» Written request: From the records below, pull out the stretch from the line containing "Patent image size: (1353, 1020)." through the line containing "The region A is at (960, 258).", both ends included, and reproduce it word for word.

» Information given:
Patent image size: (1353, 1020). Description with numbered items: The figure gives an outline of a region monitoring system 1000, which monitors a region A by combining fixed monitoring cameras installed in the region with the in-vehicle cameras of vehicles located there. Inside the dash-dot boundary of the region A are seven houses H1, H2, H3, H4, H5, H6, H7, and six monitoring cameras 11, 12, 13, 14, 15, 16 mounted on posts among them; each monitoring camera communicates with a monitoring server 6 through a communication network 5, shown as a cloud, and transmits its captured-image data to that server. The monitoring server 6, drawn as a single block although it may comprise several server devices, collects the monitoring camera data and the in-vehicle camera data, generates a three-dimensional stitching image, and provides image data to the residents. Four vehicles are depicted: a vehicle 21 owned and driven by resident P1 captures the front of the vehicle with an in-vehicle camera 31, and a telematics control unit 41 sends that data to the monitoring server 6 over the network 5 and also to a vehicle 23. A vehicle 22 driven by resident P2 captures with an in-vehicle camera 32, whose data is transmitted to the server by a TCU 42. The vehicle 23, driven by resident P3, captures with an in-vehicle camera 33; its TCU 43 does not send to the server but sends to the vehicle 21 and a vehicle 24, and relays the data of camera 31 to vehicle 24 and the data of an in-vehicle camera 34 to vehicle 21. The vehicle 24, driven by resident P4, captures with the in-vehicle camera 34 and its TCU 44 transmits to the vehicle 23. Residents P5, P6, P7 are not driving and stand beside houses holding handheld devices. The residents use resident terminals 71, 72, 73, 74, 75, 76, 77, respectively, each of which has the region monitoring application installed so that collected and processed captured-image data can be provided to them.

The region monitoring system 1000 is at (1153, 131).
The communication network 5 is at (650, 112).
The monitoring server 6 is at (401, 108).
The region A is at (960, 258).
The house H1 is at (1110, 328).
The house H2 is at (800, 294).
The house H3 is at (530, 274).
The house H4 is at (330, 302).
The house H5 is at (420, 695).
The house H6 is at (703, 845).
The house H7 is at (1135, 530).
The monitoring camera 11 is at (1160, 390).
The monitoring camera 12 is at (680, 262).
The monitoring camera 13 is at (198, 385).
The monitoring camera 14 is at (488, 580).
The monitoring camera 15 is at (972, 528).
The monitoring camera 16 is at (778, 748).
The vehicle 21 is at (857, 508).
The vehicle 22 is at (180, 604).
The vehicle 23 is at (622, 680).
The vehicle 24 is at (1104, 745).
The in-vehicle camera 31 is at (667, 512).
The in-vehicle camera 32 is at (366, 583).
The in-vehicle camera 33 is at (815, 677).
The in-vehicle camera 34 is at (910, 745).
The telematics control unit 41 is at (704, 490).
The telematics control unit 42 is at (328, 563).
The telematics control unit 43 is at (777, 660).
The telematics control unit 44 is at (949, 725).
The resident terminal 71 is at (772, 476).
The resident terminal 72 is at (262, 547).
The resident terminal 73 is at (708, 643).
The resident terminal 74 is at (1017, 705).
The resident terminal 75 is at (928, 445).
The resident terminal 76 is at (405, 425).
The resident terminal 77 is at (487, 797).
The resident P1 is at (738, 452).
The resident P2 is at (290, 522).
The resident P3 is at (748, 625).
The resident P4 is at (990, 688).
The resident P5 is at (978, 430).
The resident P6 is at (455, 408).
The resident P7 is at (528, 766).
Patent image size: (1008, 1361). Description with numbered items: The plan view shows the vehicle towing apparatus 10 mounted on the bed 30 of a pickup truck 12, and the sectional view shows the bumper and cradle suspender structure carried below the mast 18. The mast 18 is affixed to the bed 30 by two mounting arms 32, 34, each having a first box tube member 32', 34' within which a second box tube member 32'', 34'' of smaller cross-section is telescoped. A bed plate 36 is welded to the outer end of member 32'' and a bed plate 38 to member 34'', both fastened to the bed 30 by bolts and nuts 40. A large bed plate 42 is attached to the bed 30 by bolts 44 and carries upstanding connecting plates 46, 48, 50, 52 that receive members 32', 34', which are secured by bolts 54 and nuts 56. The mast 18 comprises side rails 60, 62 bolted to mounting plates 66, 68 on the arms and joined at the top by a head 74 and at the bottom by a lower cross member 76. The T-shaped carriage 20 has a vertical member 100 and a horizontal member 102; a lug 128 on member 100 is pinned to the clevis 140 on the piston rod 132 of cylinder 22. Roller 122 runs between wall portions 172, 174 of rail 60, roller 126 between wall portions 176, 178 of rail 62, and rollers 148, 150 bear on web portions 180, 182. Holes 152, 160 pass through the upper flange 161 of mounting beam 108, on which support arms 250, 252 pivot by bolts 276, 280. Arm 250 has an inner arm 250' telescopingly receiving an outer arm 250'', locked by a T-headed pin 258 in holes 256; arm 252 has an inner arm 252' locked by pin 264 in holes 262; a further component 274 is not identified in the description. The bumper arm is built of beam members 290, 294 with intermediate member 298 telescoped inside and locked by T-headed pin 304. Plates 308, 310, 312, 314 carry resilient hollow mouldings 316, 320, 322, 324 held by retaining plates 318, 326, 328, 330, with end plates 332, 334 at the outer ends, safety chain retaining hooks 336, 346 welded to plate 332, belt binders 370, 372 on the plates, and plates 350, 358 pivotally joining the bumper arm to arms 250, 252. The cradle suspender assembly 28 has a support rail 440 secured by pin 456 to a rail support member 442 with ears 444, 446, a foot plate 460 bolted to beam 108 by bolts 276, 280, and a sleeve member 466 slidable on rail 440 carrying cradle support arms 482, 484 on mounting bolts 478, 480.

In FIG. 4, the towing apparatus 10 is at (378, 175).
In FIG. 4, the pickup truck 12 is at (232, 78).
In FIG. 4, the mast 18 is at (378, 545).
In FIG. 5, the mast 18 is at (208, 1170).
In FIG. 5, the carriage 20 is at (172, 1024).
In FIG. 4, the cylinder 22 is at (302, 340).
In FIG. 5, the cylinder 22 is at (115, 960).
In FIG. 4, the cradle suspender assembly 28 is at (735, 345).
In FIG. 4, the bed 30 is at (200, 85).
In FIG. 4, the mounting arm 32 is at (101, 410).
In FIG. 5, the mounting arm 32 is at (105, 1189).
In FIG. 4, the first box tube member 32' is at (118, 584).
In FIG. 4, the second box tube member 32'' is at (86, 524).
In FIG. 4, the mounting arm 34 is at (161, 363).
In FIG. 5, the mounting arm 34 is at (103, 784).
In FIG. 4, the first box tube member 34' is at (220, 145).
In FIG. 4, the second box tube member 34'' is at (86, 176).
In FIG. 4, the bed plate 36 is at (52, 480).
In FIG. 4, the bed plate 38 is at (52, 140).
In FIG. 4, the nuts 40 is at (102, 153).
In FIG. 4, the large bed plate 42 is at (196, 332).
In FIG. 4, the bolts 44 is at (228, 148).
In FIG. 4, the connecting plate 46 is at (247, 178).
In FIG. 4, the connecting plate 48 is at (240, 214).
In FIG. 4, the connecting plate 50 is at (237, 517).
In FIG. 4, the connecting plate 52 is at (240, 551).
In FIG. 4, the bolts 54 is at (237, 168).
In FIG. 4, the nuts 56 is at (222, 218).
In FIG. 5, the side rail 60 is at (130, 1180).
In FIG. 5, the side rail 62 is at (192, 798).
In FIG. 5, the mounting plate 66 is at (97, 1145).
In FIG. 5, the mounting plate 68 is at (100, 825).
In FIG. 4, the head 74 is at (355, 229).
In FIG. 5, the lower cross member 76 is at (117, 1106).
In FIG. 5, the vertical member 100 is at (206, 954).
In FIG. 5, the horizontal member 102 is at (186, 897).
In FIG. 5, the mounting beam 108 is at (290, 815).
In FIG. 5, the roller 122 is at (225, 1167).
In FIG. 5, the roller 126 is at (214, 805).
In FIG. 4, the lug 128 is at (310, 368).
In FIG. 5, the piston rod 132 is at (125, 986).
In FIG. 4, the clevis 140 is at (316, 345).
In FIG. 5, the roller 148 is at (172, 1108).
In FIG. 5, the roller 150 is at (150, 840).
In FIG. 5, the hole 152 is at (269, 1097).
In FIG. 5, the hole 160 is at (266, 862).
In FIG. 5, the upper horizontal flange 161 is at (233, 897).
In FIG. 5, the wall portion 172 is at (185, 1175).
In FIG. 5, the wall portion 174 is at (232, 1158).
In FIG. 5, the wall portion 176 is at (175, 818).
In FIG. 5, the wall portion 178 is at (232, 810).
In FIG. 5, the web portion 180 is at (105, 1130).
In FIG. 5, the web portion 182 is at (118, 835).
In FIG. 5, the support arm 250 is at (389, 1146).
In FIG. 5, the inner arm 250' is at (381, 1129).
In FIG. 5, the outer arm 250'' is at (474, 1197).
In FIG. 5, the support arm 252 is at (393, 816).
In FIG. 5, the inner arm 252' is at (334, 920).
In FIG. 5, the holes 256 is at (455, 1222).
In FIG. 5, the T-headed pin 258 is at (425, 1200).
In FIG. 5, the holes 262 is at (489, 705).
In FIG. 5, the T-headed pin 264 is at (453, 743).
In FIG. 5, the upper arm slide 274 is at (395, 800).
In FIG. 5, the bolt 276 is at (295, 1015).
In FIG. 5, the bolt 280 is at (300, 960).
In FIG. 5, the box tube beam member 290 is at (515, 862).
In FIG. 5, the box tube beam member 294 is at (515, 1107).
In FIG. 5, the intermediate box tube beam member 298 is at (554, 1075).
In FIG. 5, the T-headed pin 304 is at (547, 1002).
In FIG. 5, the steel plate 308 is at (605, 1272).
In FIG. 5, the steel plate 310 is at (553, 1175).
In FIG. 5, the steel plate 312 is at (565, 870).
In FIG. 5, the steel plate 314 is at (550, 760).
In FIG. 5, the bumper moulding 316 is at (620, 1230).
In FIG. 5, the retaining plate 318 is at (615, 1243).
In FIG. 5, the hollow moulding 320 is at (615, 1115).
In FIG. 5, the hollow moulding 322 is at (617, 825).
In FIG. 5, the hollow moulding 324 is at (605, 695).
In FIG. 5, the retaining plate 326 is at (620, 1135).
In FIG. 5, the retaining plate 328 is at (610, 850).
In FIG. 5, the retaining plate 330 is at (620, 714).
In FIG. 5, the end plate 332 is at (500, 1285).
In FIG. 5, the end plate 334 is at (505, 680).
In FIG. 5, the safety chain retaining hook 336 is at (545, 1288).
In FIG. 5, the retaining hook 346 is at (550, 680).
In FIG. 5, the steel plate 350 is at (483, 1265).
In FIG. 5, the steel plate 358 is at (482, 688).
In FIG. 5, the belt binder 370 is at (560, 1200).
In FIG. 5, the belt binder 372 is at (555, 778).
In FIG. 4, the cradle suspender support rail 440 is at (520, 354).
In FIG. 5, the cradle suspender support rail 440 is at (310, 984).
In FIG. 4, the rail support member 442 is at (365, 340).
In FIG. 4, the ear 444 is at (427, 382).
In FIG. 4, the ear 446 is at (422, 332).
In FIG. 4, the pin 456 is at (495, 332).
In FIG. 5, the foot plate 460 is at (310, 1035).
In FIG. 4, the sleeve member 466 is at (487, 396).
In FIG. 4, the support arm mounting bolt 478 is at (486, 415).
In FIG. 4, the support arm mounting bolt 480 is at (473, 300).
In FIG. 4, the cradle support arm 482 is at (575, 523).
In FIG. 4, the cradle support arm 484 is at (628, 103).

--

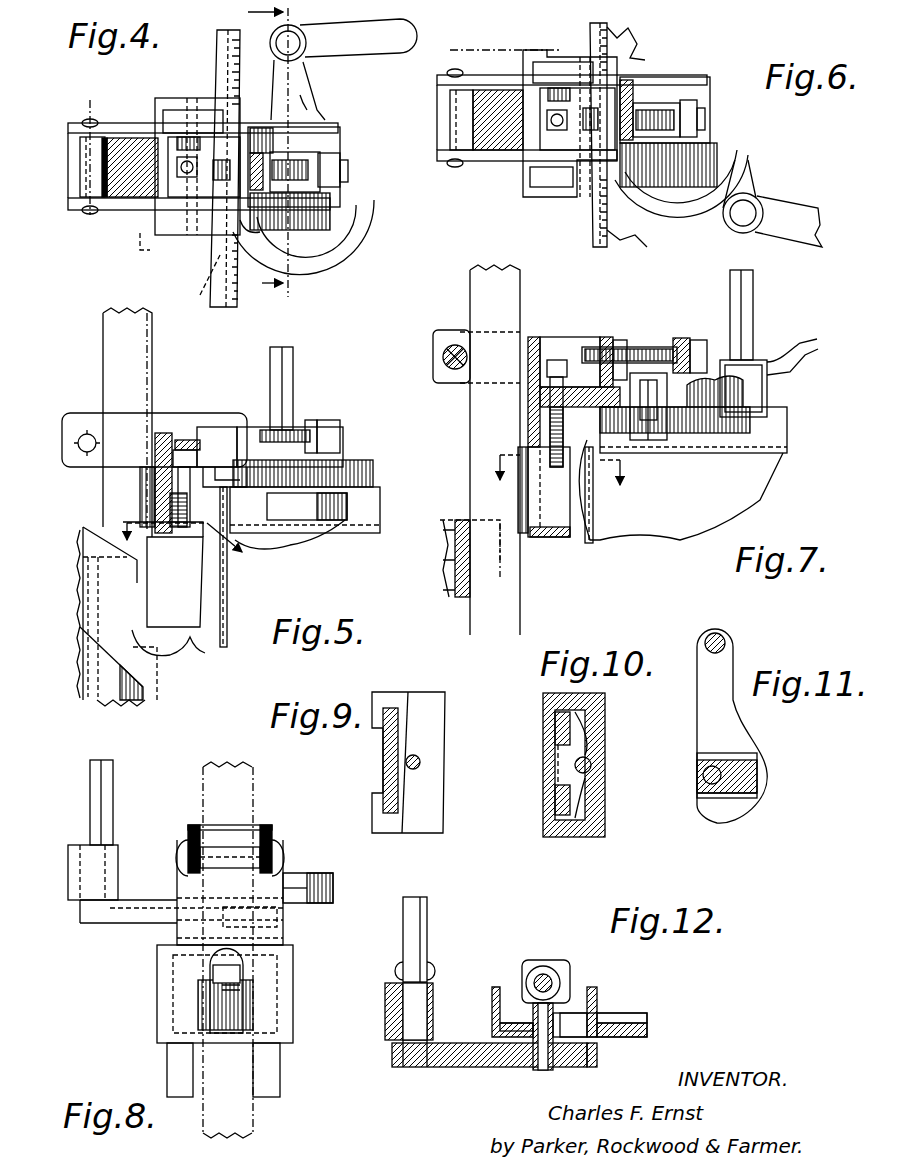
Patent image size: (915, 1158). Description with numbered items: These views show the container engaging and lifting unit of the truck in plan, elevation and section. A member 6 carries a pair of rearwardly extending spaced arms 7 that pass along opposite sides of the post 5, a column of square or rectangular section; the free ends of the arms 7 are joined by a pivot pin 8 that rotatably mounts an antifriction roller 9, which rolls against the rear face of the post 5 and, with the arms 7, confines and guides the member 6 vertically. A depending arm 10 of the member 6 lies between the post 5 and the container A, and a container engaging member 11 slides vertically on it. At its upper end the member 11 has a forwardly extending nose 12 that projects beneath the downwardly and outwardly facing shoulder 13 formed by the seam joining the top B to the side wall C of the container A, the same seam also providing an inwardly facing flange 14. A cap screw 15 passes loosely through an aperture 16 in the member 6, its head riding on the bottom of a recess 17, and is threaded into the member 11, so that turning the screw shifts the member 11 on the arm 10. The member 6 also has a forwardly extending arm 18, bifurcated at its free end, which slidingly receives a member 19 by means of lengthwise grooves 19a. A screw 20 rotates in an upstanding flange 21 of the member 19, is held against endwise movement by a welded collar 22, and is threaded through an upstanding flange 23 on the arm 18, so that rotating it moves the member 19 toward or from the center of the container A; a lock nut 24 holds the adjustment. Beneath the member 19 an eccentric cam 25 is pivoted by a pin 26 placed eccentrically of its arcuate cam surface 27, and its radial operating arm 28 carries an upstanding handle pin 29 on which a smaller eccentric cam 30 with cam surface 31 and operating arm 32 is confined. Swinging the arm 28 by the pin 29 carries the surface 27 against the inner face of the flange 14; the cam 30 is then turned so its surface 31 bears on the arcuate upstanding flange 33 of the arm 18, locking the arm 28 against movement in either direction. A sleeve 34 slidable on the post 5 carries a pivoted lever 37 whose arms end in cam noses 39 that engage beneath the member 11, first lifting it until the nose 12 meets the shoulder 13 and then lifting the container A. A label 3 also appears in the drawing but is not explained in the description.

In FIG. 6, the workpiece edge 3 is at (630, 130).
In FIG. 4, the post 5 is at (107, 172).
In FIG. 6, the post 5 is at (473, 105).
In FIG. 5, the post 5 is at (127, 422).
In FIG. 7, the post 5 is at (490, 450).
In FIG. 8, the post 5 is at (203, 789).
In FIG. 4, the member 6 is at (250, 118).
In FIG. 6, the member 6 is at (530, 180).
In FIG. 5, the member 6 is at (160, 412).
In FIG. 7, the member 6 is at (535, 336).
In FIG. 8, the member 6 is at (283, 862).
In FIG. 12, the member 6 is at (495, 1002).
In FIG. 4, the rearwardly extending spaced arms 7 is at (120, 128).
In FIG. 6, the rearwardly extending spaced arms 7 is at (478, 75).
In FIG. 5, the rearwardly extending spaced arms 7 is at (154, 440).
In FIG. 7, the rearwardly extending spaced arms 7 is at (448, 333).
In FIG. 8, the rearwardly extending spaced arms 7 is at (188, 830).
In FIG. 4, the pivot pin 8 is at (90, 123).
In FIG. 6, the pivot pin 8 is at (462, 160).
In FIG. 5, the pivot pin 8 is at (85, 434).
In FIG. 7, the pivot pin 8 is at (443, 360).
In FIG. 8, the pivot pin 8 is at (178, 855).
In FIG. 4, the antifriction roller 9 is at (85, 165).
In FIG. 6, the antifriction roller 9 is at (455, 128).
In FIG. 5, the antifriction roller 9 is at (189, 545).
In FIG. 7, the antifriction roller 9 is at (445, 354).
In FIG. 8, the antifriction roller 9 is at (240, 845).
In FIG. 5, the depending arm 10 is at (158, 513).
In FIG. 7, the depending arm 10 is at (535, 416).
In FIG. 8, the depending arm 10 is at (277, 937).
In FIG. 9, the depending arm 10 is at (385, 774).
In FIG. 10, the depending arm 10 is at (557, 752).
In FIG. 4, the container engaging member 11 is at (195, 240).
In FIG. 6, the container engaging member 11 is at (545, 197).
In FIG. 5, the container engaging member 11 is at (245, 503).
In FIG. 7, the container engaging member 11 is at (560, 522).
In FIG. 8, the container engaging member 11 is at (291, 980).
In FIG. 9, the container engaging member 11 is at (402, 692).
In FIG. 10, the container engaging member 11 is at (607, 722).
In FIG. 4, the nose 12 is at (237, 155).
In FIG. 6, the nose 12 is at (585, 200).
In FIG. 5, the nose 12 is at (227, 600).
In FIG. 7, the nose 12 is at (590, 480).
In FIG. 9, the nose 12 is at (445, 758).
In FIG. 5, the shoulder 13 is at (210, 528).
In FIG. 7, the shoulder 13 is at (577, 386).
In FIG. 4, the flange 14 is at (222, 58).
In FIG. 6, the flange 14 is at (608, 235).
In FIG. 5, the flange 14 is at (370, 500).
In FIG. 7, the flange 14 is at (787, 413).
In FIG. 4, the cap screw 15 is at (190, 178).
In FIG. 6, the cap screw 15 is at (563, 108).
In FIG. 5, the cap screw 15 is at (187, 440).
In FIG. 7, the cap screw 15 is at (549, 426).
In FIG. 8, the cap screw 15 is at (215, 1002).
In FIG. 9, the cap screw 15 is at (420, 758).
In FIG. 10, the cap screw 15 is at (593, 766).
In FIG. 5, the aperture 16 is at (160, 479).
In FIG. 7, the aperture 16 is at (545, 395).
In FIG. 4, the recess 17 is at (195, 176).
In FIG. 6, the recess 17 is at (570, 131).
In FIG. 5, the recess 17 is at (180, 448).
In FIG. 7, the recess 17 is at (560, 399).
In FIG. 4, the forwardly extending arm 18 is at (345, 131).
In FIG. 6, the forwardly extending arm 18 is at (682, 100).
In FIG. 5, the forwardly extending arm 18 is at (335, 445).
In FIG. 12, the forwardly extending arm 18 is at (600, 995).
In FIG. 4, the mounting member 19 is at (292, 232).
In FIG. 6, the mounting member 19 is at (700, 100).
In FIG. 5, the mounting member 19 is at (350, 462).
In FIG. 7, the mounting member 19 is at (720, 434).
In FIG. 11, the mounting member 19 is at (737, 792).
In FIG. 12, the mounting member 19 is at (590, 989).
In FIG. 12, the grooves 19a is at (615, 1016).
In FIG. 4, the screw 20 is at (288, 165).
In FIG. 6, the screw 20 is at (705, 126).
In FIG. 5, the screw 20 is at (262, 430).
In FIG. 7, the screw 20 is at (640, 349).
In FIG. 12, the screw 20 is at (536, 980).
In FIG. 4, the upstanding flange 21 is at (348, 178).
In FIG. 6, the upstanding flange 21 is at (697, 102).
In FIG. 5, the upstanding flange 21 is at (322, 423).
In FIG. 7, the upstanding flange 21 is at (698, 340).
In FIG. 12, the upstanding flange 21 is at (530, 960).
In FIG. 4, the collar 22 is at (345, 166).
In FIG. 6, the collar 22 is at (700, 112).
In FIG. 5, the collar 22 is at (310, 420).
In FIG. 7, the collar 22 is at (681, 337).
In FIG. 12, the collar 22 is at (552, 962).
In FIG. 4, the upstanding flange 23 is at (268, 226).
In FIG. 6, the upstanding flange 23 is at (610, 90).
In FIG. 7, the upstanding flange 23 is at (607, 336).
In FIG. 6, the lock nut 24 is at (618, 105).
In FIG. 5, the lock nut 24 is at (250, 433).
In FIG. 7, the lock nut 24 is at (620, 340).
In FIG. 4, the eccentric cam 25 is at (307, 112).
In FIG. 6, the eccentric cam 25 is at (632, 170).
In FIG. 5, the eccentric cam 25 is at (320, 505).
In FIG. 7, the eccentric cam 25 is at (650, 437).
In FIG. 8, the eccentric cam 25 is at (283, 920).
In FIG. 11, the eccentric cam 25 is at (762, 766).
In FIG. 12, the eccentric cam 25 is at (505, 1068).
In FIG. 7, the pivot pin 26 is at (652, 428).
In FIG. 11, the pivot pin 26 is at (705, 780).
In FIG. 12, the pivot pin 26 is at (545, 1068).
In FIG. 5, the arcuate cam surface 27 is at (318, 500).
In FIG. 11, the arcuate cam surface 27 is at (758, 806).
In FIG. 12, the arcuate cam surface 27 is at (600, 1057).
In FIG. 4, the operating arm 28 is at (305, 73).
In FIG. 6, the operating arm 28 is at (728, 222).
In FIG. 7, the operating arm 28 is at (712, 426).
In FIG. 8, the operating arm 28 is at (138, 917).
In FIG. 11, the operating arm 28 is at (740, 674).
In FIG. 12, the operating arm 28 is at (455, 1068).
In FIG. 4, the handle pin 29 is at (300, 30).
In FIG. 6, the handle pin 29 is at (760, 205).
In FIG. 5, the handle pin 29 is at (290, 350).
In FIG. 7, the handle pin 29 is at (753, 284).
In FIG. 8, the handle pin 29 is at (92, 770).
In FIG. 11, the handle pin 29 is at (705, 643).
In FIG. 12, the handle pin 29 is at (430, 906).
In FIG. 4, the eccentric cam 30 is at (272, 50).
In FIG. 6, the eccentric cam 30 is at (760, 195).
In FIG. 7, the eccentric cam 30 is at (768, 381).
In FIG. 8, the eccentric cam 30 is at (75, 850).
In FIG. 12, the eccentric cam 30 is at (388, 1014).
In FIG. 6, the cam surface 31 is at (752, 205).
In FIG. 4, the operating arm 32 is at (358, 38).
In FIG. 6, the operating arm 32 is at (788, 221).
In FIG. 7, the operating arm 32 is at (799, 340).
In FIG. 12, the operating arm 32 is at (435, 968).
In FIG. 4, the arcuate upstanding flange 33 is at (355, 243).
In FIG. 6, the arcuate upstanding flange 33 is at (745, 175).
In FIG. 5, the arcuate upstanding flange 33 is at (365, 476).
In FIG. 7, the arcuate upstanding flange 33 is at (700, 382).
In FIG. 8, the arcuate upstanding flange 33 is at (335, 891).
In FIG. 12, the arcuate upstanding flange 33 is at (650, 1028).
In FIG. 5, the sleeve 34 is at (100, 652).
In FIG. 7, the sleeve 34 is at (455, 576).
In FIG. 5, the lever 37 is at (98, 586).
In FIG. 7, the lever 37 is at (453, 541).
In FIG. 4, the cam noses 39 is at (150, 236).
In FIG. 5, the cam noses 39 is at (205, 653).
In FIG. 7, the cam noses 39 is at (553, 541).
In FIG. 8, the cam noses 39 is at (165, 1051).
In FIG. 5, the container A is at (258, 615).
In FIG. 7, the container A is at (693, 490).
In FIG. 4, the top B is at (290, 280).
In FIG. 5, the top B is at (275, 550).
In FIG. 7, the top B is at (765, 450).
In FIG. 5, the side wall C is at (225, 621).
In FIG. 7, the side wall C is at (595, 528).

» Reply:
Patent image size: (1353, 1020). Description with numbered items: The figure gives an outline of a region monitoring system 1000, which monitors a region A by combining fixed monitoring cameras installed in the region with the in-vehicle cameras of vehicles located there. Inside the dash-dot boundary of the region A are seven houses H1, H2, H3, H4, H5, H6, H7, and six monitoring cameras 11, 12, 13, 14, 15, 16 mounted on posts among them; each monitoring camera communicates with a monitoring server 6 through a communication network 5, shown as a cloud, and transmits its captured-image data to that server. The monitoring server 6, drawn as a single block although it may comprise several server devices, collects the monitoring camera data and the in-vehicle camera data, generates a three-dimensional stitching image, and provides image data to the residents. Four vehicles are depicted: a vehicle 21 owned and driven by resident P1 captures the front of the vehicle with an in-vehicle camera 31, and a telematics control unit 41 sends that data to the monitoring server 6 over the network 5 and also to a vehicle 23. A vehicle 22 driven by resident P2 captures with an in-vehicle camera 32, whose data is transmitted to the server by a TCU 42. The vehicle 23, driven by resident P3, captures with an in-vehicle camera 33; its TCU 43 does not send to the server but sends to the vehicle 21 and a vehicle 24, and relays the data of camera 31 to vehicle 24 and the data of an in-vehicle camera 34 to vehicle 21. The vehicle 24, driven by resident P4, captures with the in-vehicle camera 34 and its TCU 44 transmits to the vehicle 23. Residents P5, P6, P7 are not driving and stand beside houses holding handheld devices. The residents use resident terminals 71, 72, 73, 74, 75, 76, 77, respectively, each of which has the region monitoring application installed so that collected and processed captured-image data can be provided to them.

The region monitoring system 1000 is at (1153, 131).
The communication network 5 is at (650, 112).
The monitoring server 6 is at (401, 108).
The region A is at (960, 258).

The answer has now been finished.